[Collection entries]

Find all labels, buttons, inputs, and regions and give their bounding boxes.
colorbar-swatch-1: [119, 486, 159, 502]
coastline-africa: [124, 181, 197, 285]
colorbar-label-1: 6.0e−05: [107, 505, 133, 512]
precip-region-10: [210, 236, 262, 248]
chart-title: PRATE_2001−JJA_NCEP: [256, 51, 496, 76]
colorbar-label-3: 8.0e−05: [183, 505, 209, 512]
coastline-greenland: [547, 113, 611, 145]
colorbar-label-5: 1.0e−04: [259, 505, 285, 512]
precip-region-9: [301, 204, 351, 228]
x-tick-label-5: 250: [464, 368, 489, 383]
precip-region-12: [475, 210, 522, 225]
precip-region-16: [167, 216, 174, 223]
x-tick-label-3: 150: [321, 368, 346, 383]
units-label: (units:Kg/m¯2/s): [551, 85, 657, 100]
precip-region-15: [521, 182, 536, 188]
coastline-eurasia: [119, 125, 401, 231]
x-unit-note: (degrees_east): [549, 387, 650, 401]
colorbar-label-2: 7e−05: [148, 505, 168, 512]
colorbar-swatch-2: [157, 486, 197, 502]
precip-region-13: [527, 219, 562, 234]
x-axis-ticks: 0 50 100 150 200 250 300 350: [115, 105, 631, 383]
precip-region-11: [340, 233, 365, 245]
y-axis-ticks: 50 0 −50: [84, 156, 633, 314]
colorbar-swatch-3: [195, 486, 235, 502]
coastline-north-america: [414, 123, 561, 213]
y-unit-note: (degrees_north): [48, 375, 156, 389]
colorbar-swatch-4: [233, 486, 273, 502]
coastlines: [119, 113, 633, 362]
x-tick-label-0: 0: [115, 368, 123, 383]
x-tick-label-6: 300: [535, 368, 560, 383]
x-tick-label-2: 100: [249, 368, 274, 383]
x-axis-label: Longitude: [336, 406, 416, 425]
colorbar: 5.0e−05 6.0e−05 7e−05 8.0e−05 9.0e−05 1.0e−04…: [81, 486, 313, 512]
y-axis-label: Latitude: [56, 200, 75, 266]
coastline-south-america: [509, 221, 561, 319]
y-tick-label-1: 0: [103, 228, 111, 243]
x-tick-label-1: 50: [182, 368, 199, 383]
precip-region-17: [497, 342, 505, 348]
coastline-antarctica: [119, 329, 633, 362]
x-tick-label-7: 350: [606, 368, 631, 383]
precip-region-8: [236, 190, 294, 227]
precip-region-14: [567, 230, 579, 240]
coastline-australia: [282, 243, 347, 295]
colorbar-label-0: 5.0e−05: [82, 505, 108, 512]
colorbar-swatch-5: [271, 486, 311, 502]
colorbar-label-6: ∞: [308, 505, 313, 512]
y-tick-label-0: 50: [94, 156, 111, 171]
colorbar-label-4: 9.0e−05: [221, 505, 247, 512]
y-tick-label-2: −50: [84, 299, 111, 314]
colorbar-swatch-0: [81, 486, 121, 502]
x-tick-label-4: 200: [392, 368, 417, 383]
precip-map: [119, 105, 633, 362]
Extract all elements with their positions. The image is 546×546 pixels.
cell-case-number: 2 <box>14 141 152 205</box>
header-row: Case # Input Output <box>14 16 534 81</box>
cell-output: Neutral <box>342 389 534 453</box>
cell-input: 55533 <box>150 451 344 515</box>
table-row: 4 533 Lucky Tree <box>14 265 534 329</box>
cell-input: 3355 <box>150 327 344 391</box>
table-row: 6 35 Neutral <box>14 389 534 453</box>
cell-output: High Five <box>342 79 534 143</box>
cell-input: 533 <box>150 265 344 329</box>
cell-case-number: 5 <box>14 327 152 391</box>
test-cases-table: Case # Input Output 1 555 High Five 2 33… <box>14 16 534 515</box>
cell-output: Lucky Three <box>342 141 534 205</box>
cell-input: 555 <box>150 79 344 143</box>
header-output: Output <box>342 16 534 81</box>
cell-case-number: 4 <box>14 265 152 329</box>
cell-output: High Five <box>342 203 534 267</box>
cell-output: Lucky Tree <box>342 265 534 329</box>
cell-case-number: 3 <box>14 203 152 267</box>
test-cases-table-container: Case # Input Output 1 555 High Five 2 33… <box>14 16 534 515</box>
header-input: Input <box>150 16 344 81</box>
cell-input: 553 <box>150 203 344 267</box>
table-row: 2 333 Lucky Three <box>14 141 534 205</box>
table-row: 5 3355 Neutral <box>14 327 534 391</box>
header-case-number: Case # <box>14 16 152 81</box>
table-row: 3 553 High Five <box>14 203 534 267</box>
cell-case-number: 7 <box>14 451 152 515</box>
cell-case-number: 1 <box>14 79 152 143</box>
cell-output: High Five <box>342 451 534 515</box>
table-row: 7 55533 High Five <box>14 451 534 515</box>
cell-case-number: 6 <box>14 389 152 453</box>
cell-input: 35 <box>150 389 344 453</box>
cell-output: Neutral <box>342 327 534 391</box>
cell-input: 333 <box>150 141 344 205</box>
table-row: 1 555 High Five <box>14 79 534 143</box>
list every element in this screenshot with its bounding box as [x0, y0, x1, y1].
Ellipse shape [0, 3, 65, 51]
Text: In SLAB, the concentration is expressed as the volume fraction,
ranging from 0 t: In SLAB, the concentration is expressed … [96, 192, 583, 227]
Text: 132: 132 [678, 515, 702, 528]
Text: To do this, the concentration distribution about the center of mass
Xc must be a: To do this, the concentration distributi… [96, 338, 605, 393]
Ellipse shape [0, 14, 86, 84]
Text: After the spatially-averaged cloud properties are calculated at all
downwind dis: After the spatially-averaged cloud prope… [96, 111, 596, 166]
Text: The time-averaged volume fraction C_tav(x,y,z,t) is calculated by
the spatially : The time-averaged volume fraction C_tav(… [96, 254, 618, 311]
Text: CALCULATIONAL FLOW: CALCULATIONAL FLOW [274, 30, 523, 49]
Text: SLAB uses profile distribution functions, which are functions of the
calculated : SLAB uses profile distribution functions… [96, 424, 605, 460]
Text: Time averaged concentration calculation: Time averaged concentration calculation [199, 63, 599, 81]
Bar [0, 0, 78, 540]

## Stated task
Can you copy every line of the collection entries above character for character, with nothing changed, left out or added?

## Exercise answer
Find all labels, buttons, inputs, and regions and give their bounding boxes.
colorbar-swatch-1: [119, 486, 159, 502]
coastline-africa: [124, 181, 197, 285]
colorbar-label-1: 6.0e−05: [107, 505, 133, 512]
precip-region-10: [210, 236, 262, 248]
chart-title: PRATE_2001−JJA_NCEP: [256, 51, 496, 76]
colorbar-label-3: 8.0e−05: [183, 505, 209, 512]
coastline-greenland: [547, 113, 611, 145]
colorbar-label-5: 1.0e−04: [259, 505, 285, 512]
precip-region-9: [301, 204, 351, 228]
x-tick-label-5: 250: [464, 368, 489, 383]
precip-region-12: [475, 210, 522, 225]
precip-region-16: [167, 216, 174, 223]
x-tick-label-3: 150: [321, 368, 346, 383]
units-label: (units:Kg/m¯2/s): [551, 85, 657, 100]
precip-region-15: [521, 182, 536, 188]
coastline-eurasia: [119, 125, 401, 231]
x-unit-note: (degrees_east): [549, 387, 650, 401]
colorbar-label-2: 7e−05: [148, 505, 168, 512]
colorbar-swatch-2: [157, 486, 197, 502]
precip-region-13: [527, 219, 562, 234]
x-axis-ticks: 0 50 100 150 200 250 300 350: [115, 105, 631, 383]
precip-region-11: [340, 233, 365, 245]
y-axis-ticks: 50 0 −50: [84, 156, 633, 314]
colorbar-swatch-3: [195, 486, 235, 502]
coastline-north-america: [414, 123, 561, 213]
y-unit-note: (degrees_north): [48, 375, 156, 389]
colorbar-swatch-4: [233, 486, 273, 502]
coastlines: [119, 113, 633, 362]
x-tick-label-0: 0: [115, 368, 123, 383]
x-tick-label-6: 300: [535, 368, 560, 383]
x-tick-label-2: 100: [249, 368, 274, 383]
x-axis-label: Longitude: [336, 406, 416, 425]
colorbar: 5.0e−05 6.0e−05 7e−05 8.0e−05 9.0e−05 1.0e−04…: [81, 486, 313, 512]
y-axis-label: Latitude: [56, 200, 75, 266]
coastline-south-america: [509, 221, 561, 319]
y-tick-label-1: 0: [103, 228, 111, 243]
x-tick-label-1: 50: [182, 368, 199, 383]
precip-region-17: [497, 342, 505, 348]
coastline-antarctica: [119, 329, 633, 362]
x-tick-label-7: 350: [606, 368, 631, 383]
precip-region-8: [236, 190, 294, 227]
precip-region-14: [567, 230, 579, 240]
coastline-australia: [282, 243, 347, 295]
colorbar-label-0: 5.0e−05: [82, 505, 108, 512]
colorbar-swatch-5: [271, 486, 311, 502]
colorbar-label-6: ∞: [308, 505, 313, 512]
y-tick-label-0: 50: [94, 156, 111, 171]
colorbar-label-4: 9.0e−05: [221, 505, 247, 512]
y-tick-label-2: −50: [84, 299, 111, 314]
colorbar-swatch-0: [81, 486, 121, 502]
x-tick-label-4: 200: [392, 368, 417, 383]
precip-map: [119, 105, 633, 362]
Extract all elements with their positions. The image is 546×546 pixels.
cell-case-number: 2 <box>14 141 152 205</box>
header-row: Case # Input Output <box>14 16 534 81</box>
cell-output: Neutral <box>342 389 534 453</box>
cell-input: 55533 <box>150 451 344 515</box>
table-row: 4 533 Lucky Tree <box>14 265 534 329</box>
cell-input: 3355 <box>150 327 344 391</box>
table-row: 6 35 Neutral <box>14 389 534 453</box>
cell-output: High Five <box>342 79 534 143</box>
cell-input: 533 <box>150 265 344 329</box>
cell-case-number: 5 <box>14 327 152 391</box>
test-cases-table: Case # Input Output 1 555 High Five 2 33… <box>14 16 534 515</box>
cell-output: Lucky Three <box>342 141 534 205</box>
cell-input: 555 <box>150 79 344 143</box>
header-output: Output <box>342 16 534 81</box>
cell-case-number: 4 <box>14 265 152 329</box>
cell-output: High Five <box>342 203 534 267</box>
cell-output: Lucky Tree <box>342 265 534 329</box>
cell-case-number: 3 <box>14 203 152 267</box>
test-cases-table-container: Case # Input Output 1 555 High Five 2 33… <box>14 16 534 515</box>
header-input: Input <box>150 16 344 81</box>
cell-input: 553 <box>150 203 344 267</box>
table-row: 2 333 Lucky Three <box>14 141 534 205</box>
table-row: 5 3355 Neutral <box>14 327 534 391</box>
header-case-number: Case # <box>14 16 152 81</box>
table-row: 3 553 High Five <box>14 203 534 267</box>
cell-case-number: 7 <box>14 451 152 515</box>
cell-case-number: 1 <box>14 79 152 143</box>
cell-output: High Five <box>342 451 534 515</box>
table-row: 7 55533 High Five <box>14 451 534 515</box>
cell-case-number: 6 <box>14 389 152 453</box>
cell-input: 35 <box>150 389 344 453</box>
cell-output: Neutral <box>342 327 534 391</box>
cell-input: 333 <box>150 141 344 205</box>
table-row: 1 555 High Five <box>14 79 534 143</box>
list every element in this screenshot with its bounding box as [x0, y0, x1, y1].
Ellipse shape [0, 3, 65, 51]
Text: In SLAB, the concentration is expressed as the volume fraction,
ranging from 0 t: In SLAB, the concentration is expressed … [96, 192, 583, 227]
Text: 132: 132 [678, 515, 702, 528]
Text: To do this, the concentration distribution about the center of mass
Xc must be a: To do this, the concentration distributi… [96, 338, 605, 393]
Ellipse shape [0, 14, 86, 84]
Text: After the spatially-averaged cloud properties are calculated at all
downwind dis: After the spatially-averaged cloud prope… [96, 111, 596, 166]
Text: The time-averaged volume fraction C_tav(x,y,z,t) is calculated by
the spatially : The time-averaged volume fraction C_tav(… [96, 254, 618, 311]
Text: CALCULATIONAL FLOW: CALCULATIONAL FLOW [274, 30, 523, 49]
Text: SLAB uses profile distribution functions, which are functions of the
calculated : SLAB uses profile distribution functions… [96, 424, 605, 460]
Text: Time averaged concentration calculation: Time averaged concentration calculation [199, 63, 599, 81]
Bar [0, 0, 78, 540]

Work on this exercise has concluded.